## DATA PROVIDED:

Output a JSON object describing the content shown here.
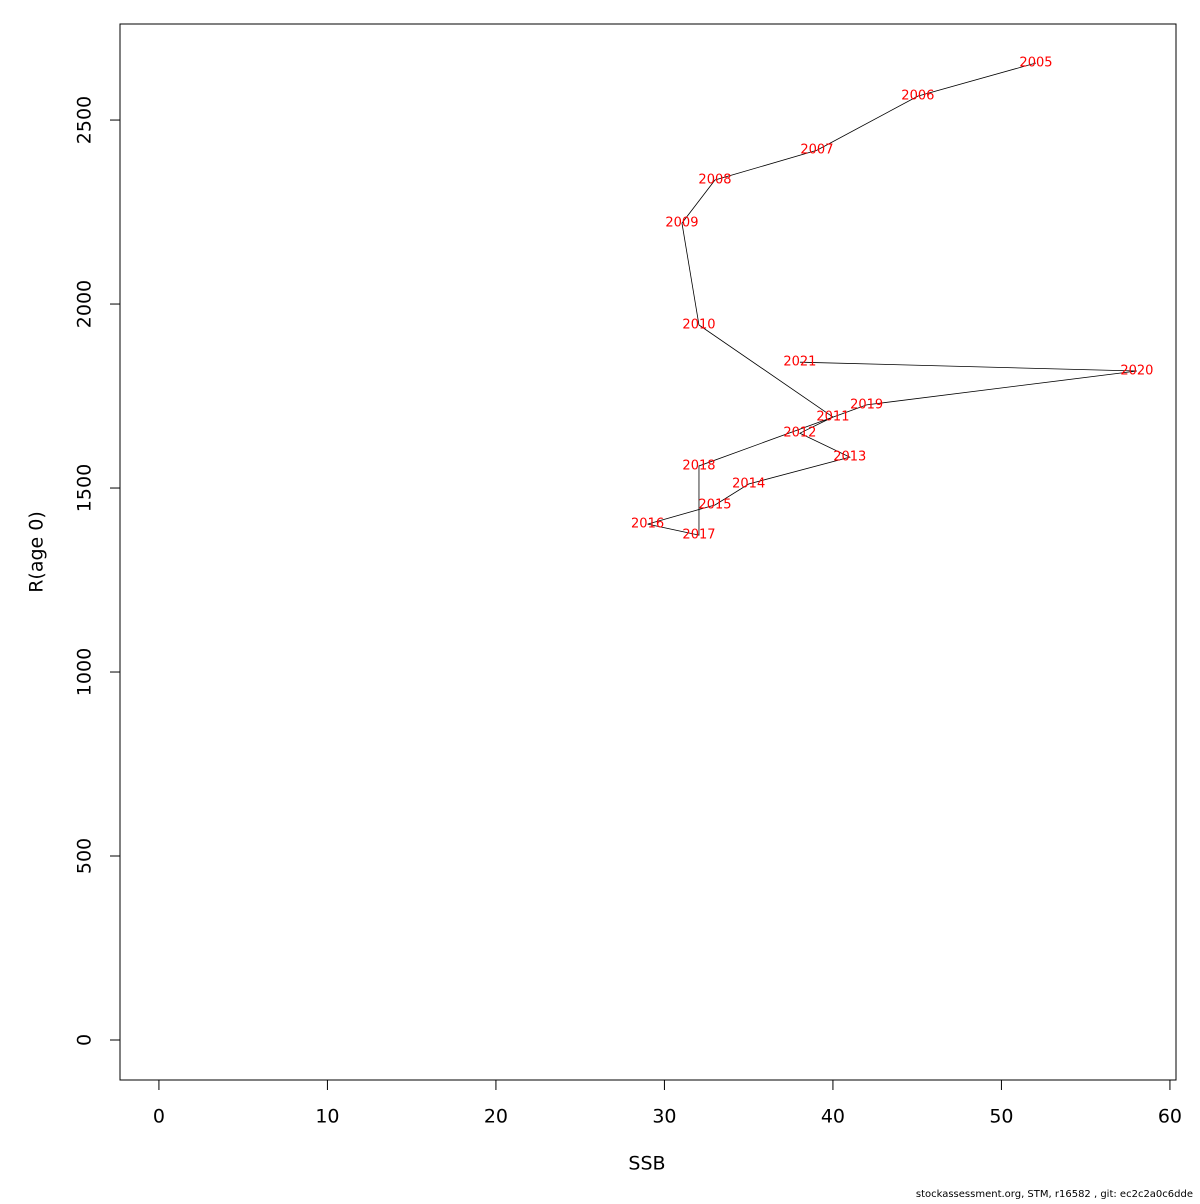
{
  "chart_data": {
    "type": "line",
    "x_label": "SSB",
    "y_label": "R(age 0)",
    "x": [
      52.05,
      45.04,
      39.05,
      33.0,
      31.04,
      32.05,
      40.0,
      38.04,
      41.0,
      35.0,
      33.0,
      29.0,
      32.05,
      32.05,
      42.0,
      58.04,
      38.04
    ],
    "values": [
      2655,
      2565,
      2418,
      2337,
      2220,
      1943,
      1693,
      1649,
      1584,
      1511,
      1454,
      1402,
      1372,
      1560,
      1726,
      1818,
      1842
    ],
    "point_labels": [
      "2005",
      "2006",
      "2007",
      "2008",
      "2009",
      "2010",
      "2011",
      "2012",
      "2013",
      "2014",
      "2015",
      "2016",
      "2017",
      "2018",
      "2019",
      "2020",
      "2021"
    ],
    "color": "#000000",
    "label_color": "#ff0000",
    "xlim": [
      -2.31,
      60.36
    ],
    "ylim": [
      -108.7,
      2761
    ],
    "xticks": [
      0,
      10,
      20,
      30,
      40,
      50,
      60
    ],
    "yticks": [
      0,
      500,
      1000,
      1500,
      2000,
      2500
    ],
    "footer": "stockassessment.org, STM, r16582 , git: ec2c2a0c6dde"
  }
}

## WHAT THE TASK REQUIRES:
In this exercise, set down all of the data exactly, without the pictures.

## TASK RESULT:
Output a JSON object describing the content shown here.
{
  "chart_data": {
    "type": "line",
    "x_label": "SSB",
    "y_label": "R(age 0)",
    "x": [
      52.05,
      45.04,
      39.05,
      33.0,
      31.04,
      32.05,
      40.0,
      38.04,
      41.0,
      35.0,
      33.0,
      29.0,
      32.05,
      32.05,
      42.0,
      58.04,
      38.04
    ],
    "values": [
      2655,
      2565,
      2418,
      2337,
      2220,
      1943,
      1693,
      1649,
      1584,
      1511,
      1454,
      1402,
      1372,
      1560,
      1726,
      1818,
      1842
    ],
    "point_labels": [
      "2005",
      "2006",
      "2007",
      "2008",
      "2009",
      "2010",
      "2011",
      "2012",
      "2013",
      "2014",
      "2015",
      "2016",
      "2017",
      "2018",
      "2019",
      "2020",
      "2021"
    ],
    "color": "#000000",
    "label_color": "#ff0000",
    "xlim": [
      -2.31,
      60.36
    ],
    "ylim": [
      -108.7,
      2761
    ],
    "xticks": [
      0,
      10,
      20,
      30,
      40,
      50,
      60
    ],
    "yticks": [
      0,
      500,
      1000,
      1500,
      2000,
      2500
    ],
    "footer": "stockassessment.org, STM, r16582 , git: ec2c2a0c6dde"
  }
}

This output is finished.